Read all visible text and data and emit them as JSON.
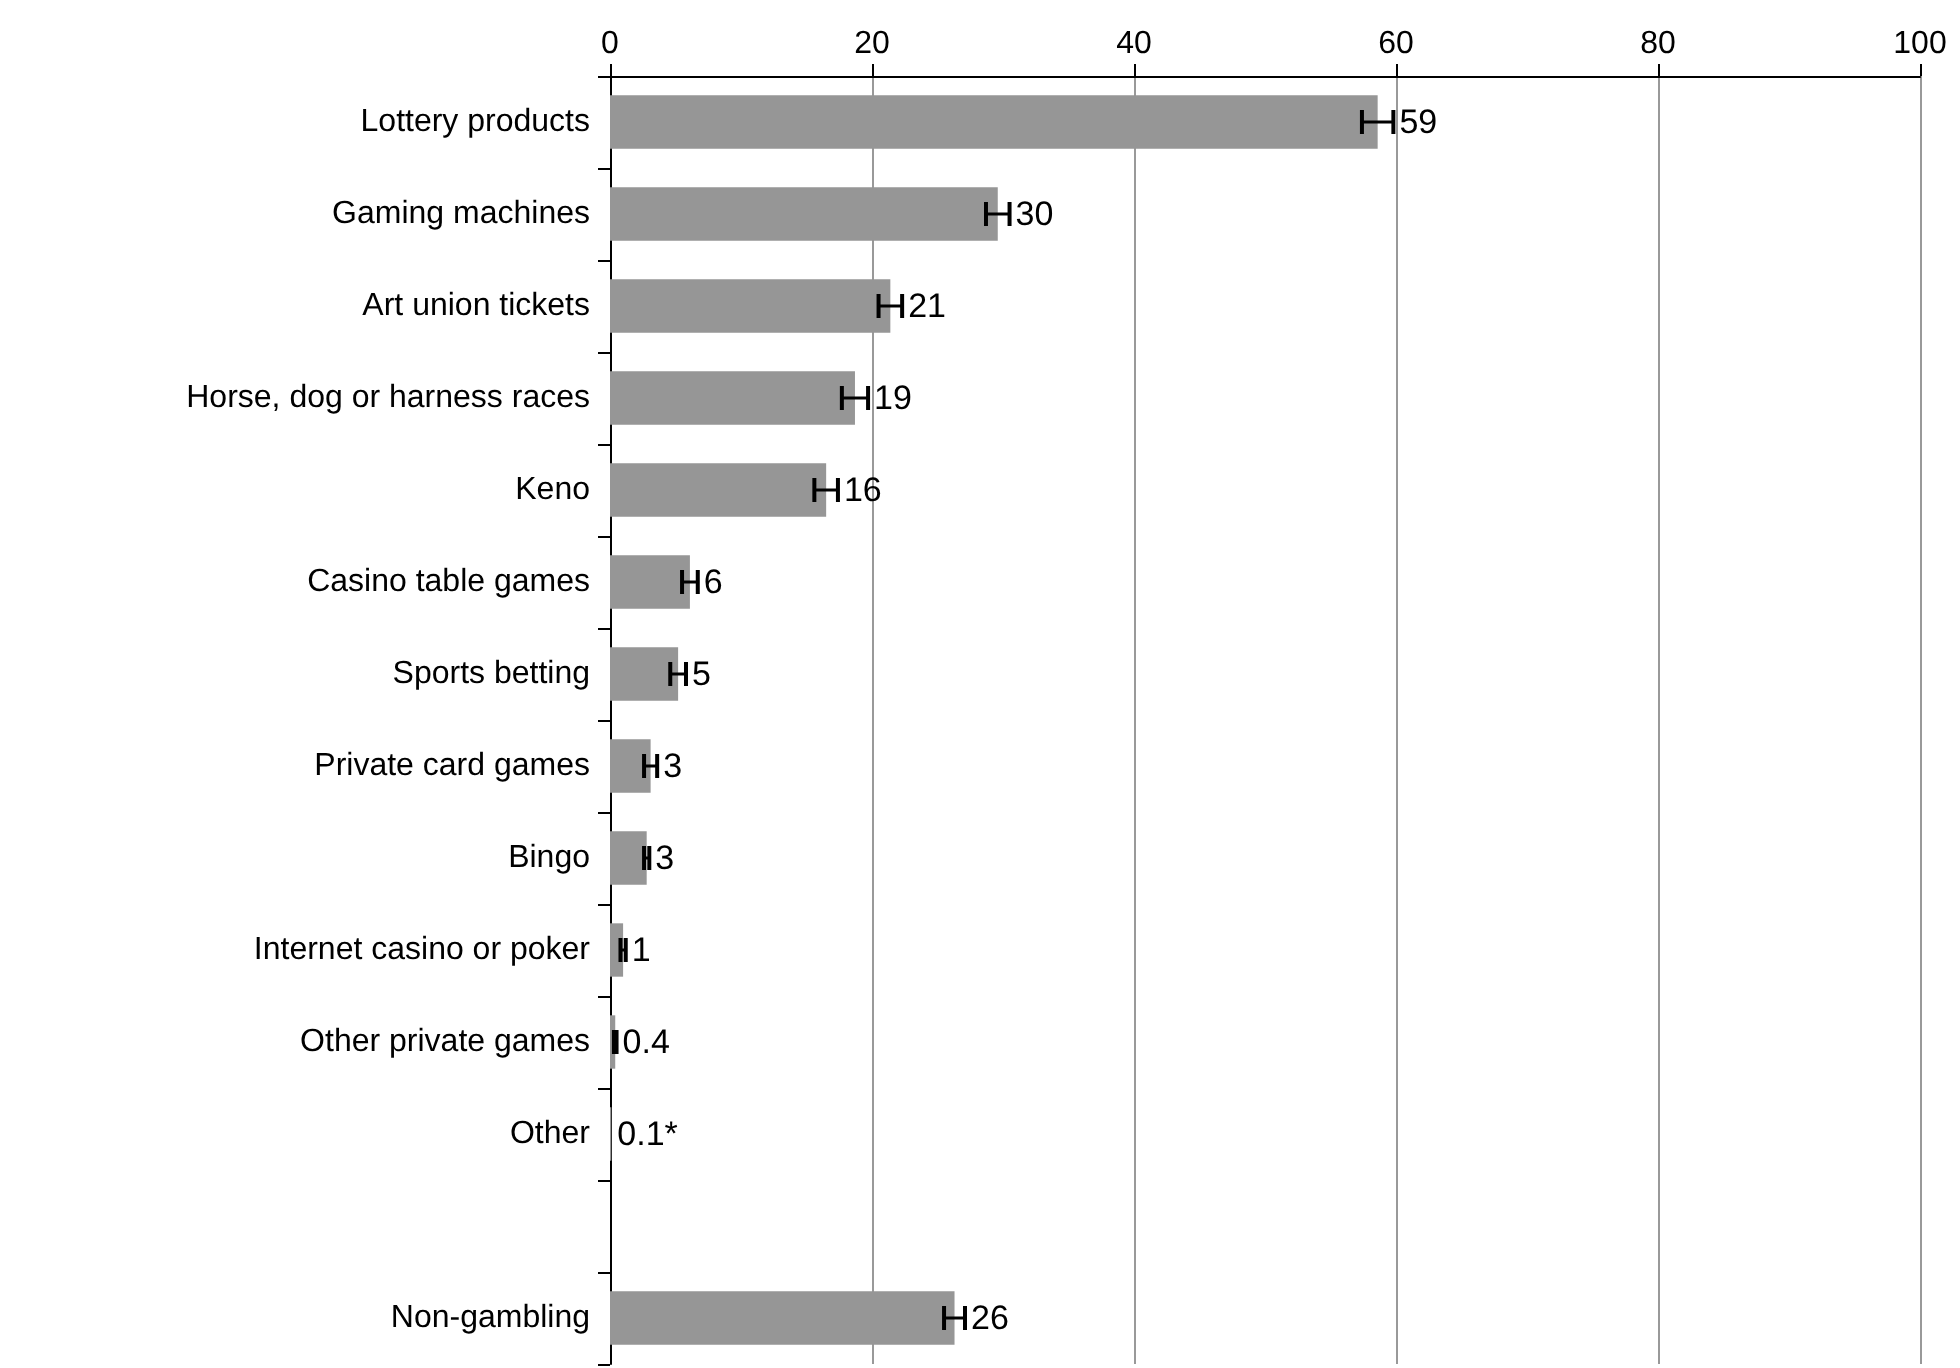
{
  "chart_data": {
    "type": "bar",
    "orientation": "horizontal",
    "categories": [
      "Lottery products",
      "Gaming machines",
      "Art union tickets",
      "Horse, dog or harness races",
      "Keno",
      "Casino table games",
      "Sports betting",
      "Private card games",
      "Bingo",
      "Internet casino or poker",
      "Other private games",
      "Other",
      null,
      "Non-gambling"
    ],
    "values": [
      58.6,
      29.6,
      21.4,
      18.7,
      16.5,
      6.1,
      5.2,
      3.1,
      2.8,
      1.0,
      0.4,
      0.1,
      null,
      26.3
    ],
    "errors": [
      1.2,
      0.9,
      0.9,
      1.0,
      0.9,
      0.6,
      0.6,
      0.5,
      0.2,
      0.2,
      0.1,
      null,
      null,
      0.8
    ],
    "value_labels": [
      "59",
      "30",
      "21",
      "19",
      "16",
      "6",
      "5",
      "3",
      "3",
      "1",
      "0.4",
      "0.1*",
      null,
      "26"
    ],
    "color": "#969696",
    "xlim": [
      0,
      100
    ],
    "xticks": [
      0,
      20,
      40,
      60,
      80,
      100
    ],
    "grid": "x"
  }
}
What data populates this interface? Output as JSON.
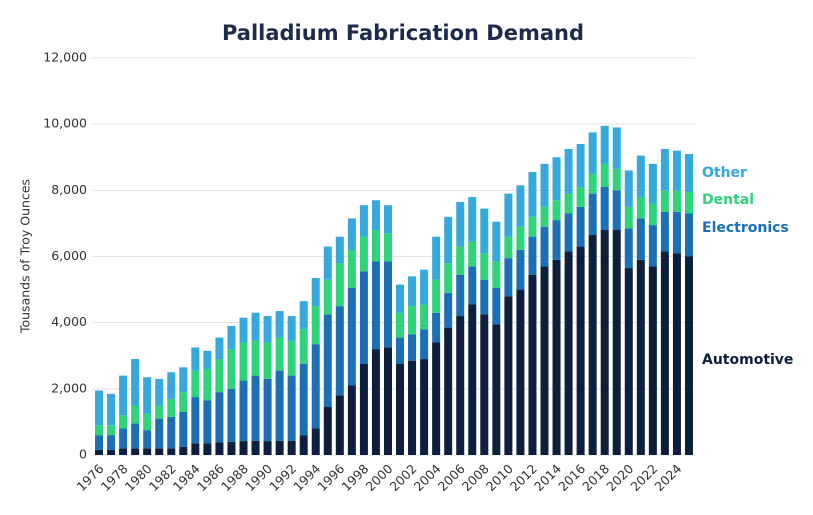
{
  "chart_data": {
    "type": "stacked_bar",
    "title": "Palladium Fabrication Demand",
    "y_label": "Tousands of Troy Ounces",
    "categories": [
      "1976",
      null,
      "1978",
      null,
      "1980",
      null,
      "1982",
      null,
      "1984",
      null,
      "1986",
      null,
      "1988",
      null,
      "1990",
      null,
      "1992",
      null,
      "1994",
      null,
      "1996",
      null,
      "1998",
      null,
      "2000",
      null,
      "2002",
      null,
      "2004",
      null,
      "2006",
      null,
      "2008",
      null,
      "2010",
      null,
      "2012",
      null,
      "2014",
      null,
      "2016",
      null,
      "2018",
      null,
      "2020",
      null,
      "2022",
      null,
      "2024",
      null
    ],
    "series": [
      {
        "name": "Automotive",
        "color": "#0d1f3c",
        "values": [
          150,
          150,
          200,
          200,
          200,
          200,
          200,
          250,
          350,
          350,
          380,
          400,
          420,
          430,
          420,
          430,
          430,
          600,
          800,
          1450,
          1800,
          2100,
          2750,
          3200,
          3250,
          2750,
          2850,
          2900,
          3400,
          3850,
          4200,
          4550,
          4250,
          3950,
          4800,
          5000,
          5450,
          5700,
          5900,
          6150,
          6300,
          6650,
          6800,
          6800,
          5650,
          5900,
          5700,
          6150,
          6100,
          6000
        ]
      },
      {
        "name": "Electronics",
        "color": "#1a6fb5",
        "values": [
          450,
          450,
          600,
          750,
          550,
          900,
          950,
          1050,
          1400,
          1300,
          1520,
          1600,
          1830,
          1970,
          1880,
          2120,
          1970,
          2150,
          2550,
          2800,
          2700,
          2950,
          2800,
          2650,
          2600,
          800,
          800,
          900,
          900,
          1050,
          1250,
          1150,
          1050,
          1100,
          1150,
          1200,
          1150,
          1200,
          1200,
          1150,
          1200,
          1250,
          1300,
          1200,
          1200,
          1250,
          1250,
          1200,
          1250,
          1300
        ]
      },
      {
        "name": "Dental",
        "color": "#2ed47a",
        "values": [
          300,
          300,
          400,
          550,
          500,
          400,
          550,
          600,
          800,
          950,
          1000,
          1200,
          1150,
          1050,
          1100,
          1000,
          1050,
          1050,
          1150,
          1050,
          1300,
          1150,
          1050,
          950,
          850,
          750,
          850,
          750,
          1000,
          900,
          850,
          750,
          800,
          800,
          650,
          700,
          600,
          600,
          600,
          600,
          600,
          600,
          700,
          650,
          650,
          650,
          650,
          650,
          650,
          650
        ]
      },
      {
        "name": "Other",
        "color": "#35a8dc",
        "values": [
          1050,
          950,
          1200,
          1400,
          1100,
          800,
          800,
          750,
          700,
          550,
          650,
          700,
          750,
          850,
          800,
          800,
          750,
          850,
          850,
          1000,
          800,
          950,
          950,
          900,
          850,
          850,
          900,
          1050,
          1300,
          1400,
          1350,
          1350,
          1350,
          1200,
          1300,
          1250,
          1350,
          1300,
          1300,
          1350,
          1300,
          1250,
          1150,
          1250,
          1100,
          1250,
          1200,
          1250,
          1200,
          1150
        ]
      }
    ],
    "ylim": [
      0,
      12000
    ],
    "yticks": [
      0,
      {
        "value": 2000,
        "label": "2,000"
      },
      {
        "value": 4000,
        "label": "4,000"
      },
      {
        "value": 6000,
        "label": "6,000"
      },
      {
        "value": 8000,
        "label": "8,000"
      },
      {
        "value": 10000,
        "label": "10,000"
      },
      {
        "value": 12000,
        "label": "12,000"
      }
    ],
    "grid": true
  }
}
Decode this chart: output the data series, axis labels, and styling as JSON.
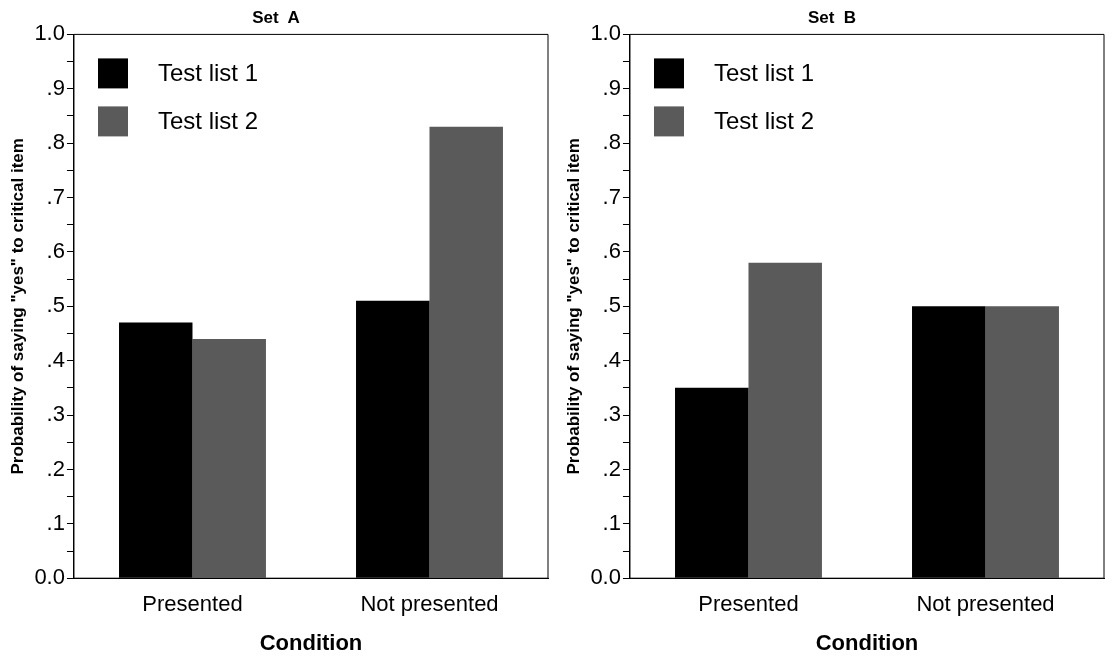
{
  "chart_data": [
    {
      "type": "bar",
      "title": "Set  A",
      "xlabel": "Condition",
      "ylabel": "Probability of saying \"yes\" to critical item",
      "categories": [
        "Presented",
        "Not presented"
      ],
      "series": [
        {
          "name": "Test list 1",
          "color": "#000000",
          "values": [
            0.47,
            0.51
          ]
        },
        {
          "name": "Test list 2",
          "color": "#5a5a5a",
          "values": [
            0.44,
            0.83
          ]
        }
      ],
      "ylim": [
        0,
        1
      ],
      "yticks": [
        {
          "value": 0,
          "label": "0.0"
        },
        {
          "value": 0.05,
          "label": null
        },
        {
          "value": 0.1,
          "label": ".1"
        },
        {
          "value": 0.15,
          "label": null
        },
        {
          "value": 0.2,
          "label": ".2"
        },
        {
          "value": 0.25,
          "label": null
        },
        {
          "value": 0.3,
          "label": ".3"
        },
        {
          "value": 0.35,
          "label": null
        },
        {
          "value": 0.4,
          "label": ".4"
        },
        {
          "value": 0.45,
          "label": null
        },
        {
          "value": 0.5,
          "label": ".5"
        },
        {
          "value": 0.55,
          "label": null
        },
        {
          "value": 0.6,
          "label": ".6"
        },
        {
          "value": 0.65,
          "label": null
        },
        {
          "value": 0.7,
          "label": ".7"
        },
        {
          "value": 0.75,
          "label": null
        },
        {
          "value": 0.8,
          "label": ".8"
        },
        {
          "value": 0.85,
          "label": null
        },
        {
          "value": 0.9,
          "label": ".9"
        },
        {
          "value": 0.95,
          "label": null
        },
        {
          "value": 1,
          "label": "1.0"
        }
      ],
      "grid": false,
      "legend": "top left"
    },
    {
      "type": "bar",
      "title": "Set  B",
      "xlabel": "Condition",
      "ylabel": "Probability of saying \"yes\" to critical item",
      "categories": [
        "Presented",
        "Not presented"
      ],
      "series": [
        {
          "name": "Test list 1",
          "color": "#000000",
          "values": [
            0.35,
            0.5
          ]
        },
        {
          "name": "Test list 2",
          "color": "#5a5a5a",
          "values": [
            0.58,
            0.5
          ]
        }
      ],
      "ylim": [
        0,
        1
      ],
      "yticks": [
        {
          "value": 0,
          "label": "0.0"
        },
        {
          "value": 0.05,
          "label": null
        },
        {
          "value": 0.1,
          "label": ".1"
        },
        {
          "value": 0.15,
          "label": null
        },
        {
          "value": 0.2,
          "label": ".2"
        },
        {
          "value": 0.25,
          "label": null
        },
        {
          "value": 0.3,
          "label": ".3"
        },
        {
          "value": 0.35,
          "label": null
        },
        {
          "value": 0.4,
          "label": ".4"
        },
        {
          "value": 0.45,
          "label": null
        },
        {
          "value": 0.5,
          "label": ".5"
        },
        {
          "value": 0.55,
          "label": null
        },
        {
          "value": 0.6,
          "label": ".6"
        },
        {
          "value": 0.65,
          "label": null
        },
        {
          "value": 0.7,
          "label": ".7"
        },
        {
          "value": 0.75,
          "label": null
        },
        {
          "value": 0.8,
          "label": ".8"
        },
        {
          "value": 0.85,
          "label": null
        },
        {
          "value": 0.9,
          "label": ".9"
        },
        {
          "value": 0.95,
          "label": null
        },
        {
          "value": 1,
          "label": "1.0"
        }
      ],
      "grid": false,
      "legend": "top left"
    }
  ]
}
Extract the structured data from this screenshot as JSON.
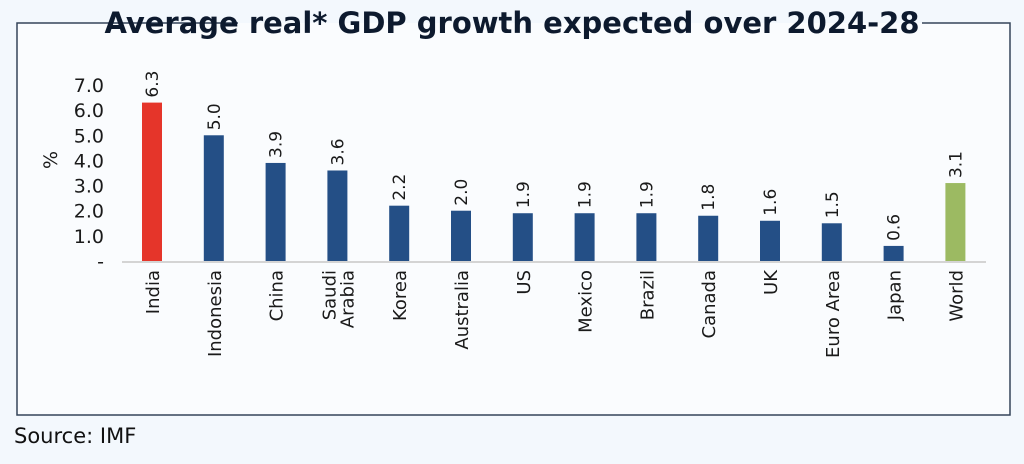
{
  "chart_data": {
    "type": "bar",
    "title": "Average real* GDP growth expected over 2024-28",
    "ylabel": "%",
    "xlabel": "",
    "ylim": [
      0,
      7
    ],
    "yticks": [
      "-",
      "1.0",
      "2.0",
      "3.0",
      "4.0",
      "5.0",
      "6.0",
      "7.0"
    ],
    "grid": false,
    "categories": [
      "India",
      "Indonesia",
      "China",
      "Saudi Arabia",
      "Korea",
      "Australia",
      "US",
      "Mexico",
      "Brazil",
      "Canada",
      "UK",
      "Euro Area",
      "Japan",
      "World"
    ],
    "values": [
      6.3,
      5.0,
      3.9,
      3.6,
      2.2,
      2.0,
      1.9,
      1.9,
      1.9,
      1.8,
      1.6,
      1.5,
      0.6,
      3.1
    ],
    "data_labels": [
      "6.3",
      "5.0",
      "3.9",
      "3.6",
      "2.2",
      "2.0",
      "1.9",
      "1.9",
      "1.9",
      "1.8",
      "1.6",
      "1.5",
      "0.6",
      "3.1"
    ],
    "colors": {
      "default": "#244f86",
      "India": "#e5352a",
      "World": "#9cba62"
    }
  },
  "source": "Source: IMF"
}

• [DIRECTIONS]: In the material above, find the lines that contain "games" and show them.

• [THE OUTPUT]:
      "Casino table games",
      "Private card games",
      "Other private games",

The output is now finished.